→ Data items:
####

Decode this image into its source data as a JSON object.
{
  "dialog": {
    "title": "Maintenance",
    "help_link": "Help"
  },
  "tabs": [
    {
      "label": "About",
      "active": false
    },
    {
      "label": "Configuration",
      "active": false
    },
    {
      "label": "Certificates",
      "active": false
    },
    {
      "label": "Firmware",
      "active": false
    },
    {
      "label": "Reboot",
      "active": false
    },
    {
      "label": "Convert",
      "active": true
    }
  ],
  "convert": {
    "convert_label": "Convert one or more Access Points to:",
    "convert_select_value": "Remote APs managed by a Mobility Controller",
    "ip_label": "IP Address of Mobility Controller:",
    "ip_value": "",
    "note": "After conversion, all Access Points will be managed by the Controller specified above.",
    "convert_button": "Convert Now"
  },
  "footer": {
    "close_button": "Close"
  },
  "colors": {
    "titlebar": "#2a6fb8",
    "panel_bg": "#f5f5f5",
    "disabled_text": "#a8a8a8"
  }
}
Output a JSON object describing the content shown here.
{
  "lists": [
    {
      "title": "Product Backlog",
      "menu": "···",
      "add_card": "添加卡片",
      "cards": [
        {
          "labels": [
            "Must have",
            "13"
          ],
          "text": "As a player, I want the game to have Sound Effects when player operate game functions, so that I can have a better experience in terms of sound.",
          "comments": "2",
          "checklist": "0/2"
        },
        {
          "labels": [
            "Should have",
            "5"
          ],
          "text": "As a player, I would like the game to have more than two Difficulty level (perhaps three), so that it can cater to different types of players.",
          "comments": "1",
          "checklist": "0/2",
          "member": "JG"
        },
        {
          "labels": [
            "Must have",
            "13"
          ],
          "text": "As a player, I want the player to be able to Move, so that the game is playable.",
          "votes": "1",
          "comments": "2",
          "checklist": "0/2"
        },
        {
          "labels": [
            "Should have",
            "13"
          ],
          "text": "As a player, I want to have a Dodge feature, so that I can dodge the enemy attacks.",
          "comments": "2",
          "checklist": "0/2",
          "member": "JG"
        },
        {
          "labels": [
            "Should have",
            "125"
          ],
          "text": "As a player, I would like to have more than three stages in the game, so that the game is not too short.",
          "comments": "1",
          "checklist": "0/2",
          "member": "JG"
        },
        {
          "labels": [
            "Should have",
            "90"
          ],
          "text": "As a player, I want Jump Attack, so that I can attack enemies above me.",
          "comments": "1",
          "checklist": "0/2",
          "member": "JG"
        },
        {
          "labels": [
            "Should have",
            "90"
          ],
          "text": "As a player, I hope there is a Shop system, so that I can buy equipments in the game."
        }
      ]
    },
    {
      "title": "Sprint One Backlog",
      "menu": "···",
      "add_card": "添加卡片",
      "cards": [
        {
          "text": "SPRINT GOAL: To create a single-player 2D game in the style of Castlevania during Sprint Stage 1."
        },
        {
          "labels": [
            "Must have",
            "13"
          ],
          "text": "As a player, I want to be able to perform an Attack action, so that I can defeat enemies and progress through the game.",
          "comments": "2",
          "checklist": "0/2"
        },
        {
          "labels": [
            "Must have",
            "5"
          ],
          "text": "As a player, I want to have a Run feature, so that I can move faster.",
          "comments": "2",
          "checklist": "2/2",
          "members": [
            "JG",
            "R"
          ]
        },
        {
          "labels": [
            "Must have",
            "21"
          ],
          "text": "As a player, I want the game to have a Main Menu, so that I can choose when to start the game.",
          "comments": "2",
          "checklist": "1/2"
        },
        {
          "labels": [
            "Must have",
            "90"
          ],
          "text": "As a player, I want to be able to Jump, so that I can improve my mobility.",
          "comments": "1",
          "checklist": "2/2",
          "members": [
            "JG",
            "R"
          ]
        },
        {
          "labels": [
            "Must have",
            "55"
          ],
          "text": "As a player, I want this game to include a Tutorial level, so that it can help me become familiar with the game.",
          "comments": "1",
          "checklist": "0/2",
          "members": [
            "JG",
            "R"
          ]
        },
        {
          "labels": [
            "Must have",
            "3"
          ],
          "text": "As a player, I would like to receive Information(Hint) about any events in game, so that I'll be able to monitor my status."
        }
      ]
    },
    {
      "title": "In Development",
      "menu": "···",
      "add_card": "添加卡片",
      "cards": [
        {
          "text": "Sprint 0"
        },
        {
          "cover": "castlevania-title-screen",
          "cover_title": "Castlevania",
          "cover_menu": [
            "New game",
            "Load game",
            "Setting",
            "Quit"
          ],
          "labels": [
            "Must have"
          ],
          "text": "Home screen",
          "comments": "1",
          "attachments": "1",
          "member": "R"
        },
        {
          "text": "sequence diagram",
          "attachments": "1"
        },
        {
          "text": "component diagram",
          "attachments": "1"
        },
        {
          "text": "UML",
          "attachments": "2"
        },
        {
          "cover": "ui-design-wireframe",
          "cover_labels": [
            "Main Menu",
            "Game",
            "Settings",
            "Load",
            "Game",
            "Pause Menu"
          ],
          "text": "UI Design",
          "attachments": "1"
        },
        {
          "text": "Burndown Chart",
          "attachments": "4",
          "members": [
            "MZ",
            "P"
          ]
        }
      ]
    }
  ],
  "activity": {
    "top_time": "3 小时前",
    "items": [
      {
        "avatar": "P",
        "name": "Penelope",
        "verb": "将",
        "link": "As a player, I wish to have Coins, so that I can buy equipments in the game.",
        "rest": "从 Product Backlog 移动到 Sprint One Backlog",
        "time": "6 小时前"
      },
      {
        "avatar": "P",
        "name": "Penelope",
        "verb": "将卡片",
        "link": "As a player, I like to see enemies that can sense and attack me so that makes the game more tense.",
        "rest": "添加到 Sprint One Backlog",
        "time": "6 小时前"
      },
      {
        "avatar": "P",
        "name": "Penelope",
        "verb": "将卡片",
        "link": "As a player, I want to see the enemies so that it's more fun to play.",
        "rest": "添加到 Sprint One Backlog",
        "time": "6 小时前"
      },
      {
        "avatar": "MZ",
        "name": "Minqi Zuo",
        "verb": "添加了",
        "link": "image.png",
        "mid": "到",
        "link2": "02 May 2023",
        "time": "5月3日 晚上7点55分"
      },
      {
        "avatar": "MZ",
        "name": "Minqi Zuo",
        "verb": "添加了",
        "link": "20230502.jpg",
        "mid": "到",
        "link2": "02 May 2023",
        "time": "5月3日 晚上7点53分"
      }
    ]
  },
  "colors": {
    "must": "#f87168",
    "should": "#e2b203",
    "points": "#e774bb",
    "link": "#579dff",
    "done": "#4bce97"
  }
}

####

→ YOUR OBJECTIVE: Find the lines above holding the word "than" and show them.

→ OUTPUT FOR THIS EXERCISE:
          "text": "As a player, I would like the game to have more than two Difficulty level (perhaps three), so that it can cater to different types of players.",
          "text": "As a player, I would like to have more than three stages in the game, so that the game is not too short.",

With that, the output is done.